Page extract:
Can Anyone Match WisdomTree In Currency-Hedged ETFs?

The second quarter saw a weak start no doubt in the U.S. weighing on the dollar. But the resilient U.S. dollar resumed its strength over the past couple of weeks thanks to the Fed rate hike bets. In fact, the U.S. Dollar Index rose nearly 4% in the same period, erasing most of the spring losses. The surge in the greenback brought back the appeal for currency hedged ETFs and this trend is likely to continue in the summer months.

This is especially true as a raft of upbeat economic data of late and an accelerating job market indicate that the world's largest economy is improving after the first-quarter slump. If this continues, the Fed might finally increase the interest rates for the first time since 2006, albeit at a slower pace. The first rate hike might be due for September. Given this, monetary policies in the U.S. and the other developed and developing countries are on divergent paths, lending continued strength to the U.S. dollar (read: Currency Hedged ETFs Top Q1 Asset Flows).

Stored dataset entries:
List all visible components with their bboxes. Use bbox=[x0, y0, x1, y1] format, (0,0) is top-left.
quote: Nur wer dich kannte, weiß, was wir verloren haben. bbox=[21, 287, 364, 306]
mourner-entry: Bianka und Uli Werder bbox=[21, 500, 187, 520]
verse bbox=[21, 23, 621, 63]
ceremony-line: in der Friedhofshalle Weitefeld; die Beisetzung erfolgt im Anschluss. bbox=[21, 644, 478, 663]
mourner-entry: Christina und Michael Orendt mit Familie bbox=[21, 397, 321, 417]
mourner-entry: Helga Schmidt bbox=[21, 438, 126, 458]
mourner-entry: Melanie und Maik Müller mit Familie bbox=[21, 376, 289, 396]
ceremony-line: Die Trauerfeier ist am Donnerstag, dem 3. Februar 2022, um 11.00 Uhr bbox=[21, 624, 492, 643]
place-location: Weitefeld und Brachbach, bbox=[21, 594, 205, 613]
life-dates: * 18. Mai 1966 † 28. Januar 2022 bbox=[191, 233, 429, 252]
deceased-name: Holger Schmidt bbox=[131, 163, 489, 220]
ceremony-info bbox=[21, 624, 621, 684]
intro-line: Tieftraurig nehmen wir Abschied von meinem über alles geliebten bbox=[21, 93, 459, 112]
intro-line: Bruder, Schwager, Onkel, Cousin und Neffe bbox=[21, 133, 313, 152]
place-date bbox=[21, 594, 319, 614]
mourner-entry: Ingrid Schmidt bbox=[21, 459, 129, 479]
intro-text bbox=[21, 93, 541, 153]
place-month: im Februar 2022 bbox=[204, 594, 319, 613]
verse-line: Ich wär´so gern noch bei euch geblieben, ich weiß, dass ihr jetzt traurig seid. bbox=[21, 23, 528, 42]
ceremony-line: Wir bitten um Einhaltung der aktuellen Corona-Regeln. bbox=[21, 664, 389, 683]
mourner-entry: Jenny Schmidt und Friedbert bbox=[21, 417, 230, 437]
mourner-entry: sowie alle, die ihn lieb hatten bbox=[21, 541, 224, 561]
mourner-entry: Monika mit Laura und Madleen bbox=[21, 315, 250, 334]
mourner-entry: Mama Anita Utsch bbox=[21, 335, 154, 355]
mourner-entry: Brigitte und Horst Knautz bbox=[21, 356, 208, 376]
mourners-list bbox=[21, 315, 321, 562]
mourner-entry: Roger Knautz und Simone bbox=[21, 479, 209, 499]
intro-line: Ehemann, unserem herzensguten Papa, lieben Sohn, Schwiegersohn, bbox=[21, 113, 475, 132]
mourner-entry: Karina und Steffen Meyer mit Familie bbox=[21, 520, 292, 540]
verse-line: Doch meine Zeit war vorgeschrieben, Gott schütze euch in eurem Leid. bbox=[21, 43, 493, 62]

Task goal: In the article on currency-hedged ETFs, in what month might the first rate hike be due?

Finished task: September.